• _What is expected_:
Filter out everything except lines holding "рабочих".

• _Stored rows_:
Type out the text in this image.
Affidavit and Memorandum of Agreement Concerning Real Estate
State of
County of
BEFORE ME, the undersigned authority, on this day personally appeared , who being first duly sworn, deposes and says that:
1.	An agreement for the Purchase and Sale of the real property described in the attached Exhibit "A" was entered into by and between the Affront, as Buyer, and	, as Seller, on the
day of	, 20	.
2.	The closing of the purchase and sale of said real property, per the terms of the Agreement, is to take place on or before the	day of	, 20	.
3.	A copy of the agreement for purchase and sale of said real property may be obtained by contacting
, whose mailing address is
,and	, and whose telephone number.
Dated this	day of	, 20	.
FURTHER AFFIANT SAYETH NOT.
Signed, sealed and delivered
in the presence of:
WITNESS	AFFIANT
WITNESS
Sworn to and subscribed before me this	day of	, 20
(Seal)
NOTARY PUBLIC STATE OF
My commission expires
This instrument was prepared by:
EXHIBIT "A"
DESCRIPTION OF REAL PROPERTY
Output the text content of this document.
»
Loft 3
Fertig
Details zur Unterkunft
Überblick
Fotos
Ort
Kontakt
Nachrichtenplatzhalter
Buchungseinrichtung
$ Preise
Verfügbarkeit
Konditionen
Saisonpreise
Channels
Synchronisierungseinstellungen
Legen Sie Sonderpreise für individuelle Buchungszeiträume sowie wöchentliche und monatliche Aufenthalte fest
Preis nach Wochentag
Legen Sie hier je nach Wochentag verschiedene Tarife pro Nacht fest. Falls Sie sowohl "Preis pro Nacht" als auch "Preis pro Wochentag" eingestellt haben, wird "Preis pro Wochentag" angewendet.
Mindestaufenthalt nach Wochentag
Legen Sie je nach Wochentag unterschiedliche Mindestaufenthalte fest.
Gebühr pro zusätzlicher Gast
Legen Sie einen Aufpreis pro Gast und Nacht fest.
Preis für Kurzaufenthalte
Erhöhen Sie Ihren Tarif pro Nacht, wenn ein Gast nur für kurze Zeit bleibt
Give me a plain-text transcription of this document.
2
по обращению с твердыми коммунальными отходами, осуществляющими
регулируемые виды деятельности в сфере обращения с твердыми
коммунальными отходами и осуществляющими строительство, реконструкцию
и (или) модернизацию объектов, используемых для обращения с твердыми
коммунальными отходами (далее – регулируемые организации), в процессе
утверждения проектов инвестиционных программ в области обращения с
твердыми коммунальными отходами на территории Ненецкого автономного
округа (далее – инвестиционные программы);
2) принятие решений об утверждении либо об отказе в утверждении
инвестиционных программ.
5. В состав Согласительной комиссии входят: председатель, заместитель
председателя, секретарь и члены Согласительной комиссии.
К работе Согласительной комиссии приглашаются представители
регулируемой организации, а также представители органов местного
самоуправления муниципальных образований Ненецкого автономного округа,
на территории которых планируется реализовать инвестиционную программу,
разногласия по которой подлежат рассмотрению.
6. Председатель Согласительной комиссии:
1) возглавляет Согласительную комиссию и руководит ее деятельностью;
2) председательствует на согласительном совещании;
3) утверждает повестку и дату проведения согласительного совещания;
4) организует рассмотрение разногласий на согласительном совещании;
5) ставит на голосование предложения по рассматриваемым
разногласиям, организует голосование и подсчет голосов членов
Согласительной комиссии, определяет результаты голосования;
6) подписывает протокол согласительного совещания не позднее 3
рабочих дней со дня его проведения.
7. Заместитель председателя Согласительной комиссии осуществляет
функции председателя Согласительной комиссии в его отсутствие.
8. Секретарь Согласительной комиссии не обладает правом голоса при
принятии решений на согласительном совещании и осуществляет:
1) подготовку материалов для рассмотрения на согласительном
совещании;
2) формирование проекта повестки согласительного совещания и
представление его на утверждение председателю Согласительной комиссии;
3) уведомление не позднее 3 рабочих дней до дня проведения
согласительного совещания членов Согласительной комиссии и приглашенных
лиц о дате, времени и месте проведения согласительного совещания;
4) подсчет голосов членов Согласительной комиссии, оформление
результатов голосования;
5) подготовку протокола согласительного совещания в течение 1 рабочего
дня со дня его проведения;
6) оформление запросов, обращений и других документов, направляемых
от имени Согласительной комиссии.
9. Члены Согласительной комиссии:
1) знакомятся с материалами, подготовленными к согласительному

• _Problem solution_:
рабочих дней со дня его проведения.
3) уведомление не позднее 3 рабочих дней до дня проведения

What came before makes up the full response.